# [What is required]
Are you able to retype all the records below exactly?

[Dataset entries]
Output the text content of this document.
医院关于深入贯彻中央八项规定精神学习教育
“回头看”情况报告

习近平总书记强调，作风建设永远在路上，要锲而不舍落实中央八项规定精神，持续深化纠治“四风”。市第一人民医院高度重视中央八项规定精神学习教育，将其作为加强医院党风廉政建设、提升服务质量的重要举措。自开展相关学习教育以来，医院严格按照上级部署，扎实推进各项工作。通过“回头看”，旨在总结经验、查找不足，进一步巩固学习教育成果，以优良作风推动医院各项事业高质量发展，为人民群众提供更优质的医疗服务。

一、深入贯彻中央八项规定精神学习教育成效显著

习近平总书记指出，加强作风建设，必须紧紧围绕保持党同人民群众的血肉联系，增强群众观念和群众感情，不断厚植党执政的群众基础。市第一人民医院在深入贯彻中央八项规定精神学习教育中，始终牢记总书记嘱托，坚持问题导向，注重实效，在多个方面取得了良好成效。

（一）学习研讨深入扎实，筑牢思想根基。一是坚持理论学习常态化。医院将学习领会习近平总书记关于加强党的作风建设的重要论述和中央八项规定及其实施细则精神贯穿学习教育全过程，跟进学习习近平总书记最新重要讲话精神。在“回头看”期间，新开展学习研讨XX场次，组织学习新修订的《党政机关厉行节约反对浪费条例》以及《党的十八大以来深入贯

# [Result of the task]
Output the text content of this document.
医院关于深入贯彻中央八项规定精神学习教育
“回头看”情况报告

习近平总书记强调，作风建设永远在路上，要锲而不舍落实中央八项规定精神，持续深化纠治“四风”。市第一人民医院高度重视中央八项规定精神学习教育，将其作为加强医院党风廉政建设、提升服务质量的重要举措。自开展相关学习教育以来，医院严格按照上级部署，扎实推进各项工作。通过“回头看”，旨在总结经验、查找不足，进一步巩固学习教育成果，以优良作风推动医院各项事业高质量发展，为人民群众提供更优质的医疗服务。

一、深入贯彻中央八项规定精神学习教育成效显著

习近平总书记指出，加强作风建设，必须紧紧围绕保持党同人民群众的血肉联系，增强群众观念和群众感情，不断厚植党执政的群众基础。市第一人民医院在深入贯彻中央八项规定精神学习教育中，始终牢记总书记嘱托，坚持问题导向，注重实效，在多个方面取得了良好成效。

（一）学习研讨深入扎实，筑牢思想根基。一是坚持理论学习常态化。医院将学习领会习近平总书记关于加强党的作风建设的重要论述和中央八项规定及其实施细则精神贯穿学习教育全过程，跟进学习习近平总书记最新重要讲话精神。在“回头看”期间，新开展学习研讨XX场次，组织学习新修订的《党政机关厉行节约反对浪费条例》以及《党的十八大以来深入贯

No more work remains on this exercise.